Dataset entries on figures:
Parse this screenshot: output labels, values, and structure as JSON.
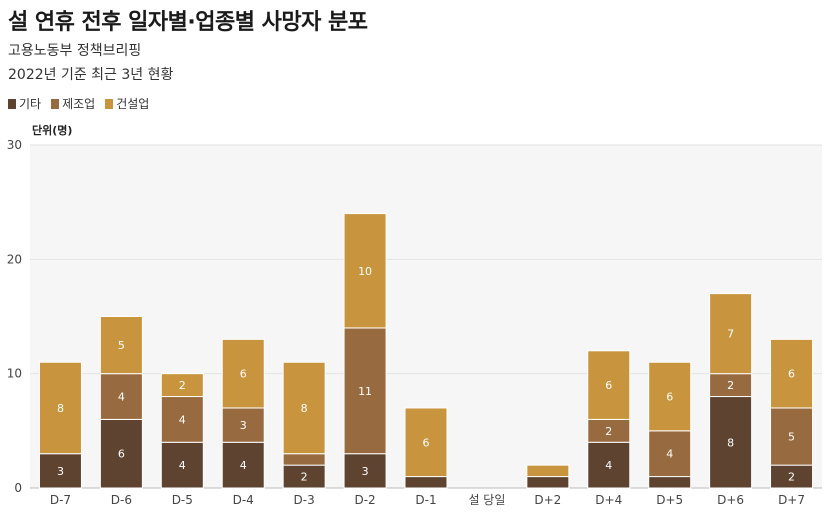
{
  "chart_data": {
    "type": "bar",
    "stacked": true,
    "title": "설 연휴 전후 일자별·업종별 사망자 분포",
    "subtitle": "고용노동부 정책브리핑",
    "subtitle2": "2022년 기준 최근 3년 현황",
    "ylabel": "단위(명)",
    "xlabel": "",
    "ylim": [
      0,
      30
    ],
    "yticks": [
      0,
      10,
      20,
      30
    ],
    "categories": [
      "D-7",
      "D-6",
      "D-5",
      "D-4",
      "D-3",
      "D-2",
      "D-1",
      "설 당일",
      "D+2",
      "D+4",
      "D+5",
      "D+6",
      "D+7"
    ],
    "series": [
      {
        "name": "기타",
        "color": "#5e4330",
        "values": [
          3,
          6,
          4,
          4,
          2,
          3,
          1,
          0,
          1,
          4,
          1,
          8,
          2
        ]
      },
      {
        "name": "제조업",
        "color": "#986a3f",
        "values": [
          0,
          4,
          4,
          3,
          1,
          11,
          0,
          0,
          0,
          2,
          4,
          2,
          5
        ]
      },
      {
        "name": "건설업",
        "color": "#c8943d",
        "values": [
          8,
          5,
          2,
          6,
          8,
          10,
          6,
          0,
          1,
          6,
          6,
          7,
          6
        ]
      }
    ],
    "data_labels": [
      [
        3,
        6,
        4,
        4,
        2,
        3,
        null,
        null,
        null,
        4,
        null,
        8,
        2
      ],
      [
        null,
        4,
        4,
        3,
        null,
        11,
        null,
        null,
        null,
        2,
        4,
        2,
        5
      ],
      [
        8,
        5,
        2,
        6,
        8,
        10,
        6,
        null,
        null,
        6,
        6,
        7,
        6
      ]
    ],
    "grid": true,
    "legend_position": "top-left"
  }
}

| What to work on |
Exclude the pictures and transcribe all of the entries exactly.

| Final result |
Parse this screenshot: output labels, values, and structure as JSON.
{
  "chart_data": {
    "type": "bar",
    "stacked": true,
    "title": "설 연휴 전후 일자별·업종별 사망자 분포",
    "subtitle": "고용노동부 정책브리핑",
    "subtitle2": "2022년 기준 최근 3년 현황",
    "ylabel": "단위(명)",
    "xlabel": "",
    "ylim": [
      0,
      30
    ],
    "yticks": [
      0,
      10,
      20,
      30
    ],
    "categories": [
      "D-7",
      "D-6",
      "D-5",
      "D-4",
      "D-3",
      "D-2",
      "D-1",
      "설 당일",
      "D+2",
      "D+4",
      "D+5",
      "D+6",
      "D+7"
    ],
    "series": [
      {
        "name": "기타",
        "color": "#5e4330",
        "values": [
          3,
          6,
          4,
          4,
          2,
          3,
          1,
          0,
          1,
          4,
          1,
          8,
          2
        ]
      },
      {
        "name": "제조업",
        "color": "#986a3f",
        "values": [
          0,
          4,
          4,
          3,
          1,
          11,
          0,
          0,
          0,
          2,
          4,
          2,
          5
        ]
      },
      {
        "name": "건설업",
        "color": "#c8943d",
        "values": [
          8,
          5,
          2,
          6,
          8,
          10,
          6,
          0,
          1,
          6,
          6,
          7,
          6
        ]
      }
    ],
    "data_labels": [
      [
        3,
        6,
        4,
        4,
        2,
        3,
        null,
        null,
        null,
        4,
        null,
        8,
        2
      ],
      [
        null,
        4,
        4,
        3,
        null,
        11,
        null,
        null,
        null,
        2,
        4,
        2,
        5
      ],
      [
        8,
        5,
        2,
        6,
        8,
        10,
        6,
        null,
        null,
        6,
        6,
        7,
        6
      ]
    ],
    "grid": true,
    "legend_position": "top-left"
  }
}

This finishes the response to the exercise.